[[ DATA TO USE open ]]

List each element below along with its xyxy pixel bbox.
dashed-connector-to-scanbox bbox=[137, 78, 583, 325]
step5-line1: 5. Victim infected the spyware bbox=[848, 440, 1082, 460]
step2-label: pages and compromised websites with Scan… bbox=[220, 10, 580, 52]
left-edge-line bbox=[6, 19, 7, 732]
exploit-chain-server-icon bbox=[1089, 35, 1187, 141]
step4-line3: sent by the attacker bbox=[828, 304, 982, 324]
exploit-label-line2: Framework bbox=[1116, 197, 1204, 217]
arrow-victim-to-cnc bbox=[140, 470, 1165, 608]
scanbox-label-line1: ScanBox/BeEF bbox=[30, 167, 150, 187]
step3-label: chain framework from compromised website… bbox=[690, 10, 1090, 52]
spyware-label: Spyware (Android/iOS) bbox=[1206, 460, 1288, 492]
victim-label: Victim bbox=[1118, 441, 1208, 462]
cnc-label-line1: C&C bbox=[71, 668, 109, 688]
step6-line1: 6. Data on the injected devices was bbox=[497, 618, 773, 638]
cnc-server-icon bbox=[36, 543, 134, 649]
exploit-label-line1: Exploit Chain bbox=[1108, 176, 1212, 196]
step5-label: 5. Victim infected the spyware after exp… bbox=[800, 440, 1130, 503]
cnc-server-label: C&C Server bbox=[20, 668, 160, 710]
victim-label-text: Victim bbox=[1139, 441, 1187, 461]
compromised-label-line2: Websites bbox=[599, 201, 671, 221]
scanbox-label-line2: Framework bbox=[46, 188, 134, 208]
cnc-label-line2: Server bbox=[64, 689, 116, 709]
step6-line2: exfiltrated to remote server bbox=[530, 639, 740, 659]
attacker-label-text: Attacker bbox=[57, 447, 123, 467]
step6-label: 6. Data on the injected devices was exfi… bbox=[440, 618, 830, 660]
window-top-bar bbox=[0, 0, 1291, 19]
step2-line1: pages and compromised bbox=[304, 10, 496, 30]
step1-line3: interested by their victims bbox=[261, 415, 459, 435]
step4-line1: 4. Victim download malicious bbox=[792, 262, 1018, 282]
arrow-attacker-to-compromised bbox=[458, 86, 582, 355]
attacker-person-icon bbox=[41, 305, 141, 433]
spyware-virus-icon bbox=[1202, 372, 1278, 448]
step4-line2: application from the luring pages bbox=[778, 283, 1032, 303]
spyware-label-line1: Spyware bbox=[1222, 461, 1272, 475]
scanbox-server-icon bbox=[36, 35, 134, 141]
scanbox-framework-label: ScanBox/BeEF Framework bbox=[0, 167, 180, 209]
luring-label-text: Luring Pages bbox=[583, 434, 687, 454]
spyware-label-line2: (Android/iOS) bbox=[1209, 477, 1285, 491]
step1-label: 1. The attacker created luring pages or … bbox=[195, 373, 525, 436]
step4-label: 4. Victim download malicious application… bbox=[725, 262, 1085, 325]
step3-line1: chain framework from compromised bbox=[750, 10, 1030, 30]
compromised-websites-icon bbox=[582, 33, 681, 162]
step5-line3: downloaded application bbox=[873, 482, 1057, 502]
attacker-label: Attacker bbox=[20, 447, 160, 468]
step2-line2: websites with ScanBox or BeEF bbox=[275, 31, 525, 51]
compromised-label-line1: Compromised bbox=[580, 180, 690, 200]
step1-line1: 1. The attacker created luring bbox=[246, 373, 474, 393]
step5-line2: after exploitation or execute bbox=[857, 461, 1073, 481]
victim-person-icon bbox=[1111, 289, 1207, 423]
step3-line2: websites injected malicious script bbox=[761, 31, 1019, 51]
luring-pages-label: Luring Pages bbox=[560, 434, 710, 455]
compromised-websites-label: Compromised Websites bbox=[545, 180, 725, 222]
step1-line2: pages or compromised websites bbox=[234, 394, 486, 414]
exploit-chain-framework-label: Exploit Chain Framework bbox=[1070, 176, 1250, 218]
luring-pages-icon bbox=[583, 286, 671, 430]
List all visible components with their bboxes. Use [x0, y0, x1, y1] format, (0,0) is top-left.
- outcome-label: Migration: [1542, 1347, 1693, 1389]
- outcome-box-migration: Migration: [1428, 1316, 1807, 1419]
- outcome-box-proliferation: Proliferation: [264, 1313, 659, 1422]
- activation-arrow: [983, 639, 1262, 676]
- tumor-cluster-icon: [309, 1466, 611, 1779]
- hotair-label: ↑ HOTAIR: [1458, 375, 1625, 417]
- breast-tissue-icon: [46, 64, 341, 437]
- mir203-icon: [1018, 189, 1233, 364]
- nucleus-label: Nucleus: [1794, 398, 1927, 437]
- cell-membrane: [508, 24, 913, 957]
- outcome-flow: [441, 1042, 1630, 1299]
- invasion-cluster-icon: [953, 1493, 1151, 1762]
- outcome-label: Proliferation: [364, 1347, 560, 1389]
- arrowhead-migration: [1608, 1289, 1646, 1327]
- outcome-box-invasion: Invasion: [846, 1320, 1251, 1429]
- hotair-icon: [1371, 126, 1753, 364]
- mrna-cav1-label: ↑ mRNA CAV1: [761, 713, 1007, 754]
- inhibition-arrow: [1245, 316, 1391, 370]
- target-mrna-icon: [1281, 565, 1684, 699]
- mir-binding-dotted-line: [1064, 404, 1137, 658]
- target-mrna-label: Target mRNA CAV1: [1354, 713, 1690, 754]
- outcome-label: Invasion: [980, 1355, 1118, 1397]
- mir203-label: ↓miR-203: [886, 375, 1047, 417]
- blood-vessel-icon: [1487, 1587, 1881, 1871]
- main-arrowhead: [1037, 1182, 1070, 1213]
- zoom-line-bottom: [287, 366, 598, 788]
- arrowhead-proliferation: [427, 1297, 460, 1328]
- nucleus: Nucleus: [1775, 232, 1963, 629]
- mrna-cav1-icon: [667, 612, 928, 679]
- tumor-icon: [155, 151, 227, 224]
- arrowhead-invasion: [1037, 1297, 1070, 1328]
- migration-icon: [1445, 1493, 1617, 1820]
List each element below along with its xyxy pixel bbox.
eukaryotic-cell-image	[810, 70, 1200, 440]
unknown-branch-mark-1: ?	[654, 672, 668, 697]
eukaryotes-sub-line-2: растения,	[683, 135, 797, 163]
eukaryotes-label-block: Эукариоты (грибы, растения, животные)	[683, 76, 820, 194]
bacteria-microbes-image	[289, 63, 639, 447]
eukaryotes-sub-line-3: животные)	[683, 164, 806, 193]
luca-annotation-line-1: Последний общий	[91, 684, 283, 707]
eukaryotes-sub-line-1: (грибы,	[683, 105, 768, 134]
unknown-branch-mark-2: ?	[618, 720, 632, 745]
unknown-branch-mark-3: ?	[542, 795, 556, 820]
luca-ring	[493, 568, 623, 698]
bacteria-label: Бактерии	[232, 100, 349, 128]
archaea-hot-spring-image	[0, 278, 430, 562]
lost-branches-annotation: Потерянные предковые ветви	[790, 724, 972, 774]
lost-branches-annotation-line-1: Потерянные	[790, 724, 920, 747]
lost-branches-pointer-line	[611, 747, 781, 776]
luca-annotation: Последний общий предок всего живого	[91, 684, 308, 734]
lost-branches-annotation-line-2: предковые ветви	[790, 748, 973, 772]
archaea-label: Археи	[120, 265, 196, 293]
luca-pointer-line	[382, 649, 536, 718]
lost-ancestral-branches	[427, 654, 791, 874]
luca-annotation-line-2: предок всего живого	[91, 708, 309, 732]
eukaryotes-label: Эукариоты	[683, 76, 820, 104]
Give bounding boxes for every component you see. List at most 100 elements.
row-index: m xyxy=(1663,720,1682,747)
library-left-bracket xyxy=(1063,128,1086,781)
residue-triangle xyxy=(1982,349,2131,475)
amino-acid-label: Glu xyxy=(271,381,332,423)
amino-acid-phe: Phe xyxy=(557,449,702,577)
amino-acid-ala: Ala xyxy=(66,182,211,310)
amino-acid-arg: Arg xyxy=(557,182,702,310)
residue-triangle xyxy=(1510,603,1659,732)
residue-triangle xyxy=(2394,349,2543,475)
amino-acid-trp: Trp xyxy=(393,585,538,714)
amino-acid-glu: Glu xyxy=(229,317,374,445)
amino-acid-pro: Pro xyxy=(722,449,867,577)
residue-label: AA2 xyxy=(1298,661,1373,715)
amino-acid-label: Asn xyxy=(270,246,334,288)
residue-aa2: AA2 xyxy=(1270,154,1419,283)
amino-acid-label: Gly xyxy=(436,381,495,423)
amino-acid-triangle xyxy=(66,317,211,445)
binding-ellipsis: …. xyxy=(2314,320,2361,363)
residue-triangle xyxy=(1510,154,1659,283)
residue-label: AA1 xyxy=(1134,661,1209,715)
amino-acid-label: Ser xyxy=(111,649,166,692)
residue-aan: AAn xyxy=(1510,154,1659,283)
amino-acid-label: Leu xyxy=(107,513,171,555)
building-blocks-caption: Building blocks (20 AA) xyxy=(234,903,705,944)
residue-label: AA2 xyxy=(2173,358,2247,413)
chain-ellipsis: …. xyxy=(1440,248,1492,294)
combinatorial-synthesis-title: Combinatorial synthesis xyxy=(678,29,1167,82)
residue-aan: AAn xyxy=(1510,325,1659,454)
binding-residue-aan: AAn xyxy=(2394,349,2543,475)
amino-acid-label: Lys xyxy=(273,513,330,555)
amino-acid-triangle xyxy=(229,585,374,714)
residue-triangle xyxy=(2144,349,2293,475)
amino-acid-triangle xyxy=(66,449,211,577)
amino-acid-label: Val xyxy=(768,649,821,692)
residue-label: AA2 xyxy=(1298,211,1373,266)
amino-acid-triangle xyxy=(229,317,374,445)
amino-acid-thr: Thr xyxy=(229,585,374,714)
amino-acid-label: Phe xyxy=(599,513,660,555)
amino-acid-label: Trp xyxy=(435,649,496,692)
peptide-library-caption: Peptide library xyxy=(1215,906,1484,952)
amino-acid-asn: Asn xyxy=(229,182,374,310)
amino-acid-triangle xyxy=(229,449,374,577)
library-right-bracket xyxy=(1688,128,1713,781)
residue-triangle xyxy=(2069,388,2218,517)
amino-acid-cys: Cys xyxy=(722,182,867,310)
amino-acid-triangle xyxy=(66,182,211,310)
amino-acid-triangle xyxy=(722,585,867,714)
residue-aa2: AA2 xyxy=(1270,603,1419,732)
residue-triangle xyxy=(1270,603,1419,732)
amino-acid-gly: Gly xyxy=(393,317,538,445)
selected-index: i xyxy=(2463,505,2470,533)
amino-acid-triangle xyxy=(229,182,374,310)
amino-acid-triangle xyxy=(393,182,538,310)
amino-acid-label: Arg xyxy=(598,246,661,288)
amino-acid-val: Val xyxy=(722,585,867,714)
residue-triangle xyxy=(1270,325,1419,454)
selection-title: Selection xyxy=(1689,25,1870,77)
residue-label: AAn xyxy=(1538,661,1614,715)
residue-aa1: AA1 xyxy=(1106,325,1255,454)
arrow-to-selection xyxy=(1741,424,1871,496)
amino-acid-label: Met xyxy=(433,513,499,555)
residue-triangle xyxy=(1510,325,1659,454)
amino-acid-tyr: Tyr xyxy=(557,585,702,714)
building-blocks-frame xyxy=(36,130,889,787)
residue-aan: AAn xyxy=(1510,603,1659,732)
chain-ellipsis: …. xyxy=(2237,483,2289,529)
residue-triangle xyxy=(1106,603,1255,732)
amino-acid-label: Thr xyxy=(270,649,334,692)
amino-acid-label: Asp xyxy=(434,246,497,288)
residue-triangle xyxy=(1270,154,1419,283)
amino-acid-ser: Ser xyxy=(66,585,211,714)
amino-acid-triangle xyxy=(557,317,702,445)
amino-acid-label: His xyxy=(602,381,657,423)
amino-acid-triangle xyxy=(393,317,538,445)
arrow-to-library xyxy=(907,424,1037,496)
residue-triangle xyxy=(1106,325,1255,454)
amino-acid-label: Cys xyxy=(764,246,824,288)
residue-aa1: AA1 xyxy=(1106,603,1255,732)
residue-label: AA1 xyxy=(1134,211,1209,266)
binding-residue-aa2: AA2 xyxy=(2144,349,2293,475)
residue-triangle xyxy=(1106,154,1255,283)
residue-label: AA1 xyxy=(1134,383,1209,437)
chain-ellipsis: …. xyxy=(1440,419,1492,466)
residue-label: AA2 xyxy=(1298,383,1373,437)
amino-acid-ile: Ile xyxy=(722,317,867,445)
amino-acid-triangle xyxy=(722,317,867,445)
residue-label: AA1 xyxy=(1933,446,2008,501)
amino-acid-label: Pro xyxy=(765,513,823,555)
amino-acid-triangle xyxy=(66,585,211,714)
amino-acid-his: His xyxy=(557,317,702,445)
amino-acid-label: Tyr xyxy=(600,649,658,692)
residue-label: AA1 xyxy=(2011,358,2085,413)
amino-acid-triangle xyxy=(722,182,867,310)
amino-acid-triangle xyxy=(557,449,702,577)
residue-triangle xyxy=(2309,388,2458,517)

[[ DATA TO USE closed ]]

| EXERCISE DETAILS |
When a line in the data contains "Android", return it as written.

| REPLY |
spyware-label: Spyware (Android/iOS) bbox=[1206, 460, 1288, 492]
spyware-label-line2: (Android/iOS) bbox=[1209, 477, 1285, 491]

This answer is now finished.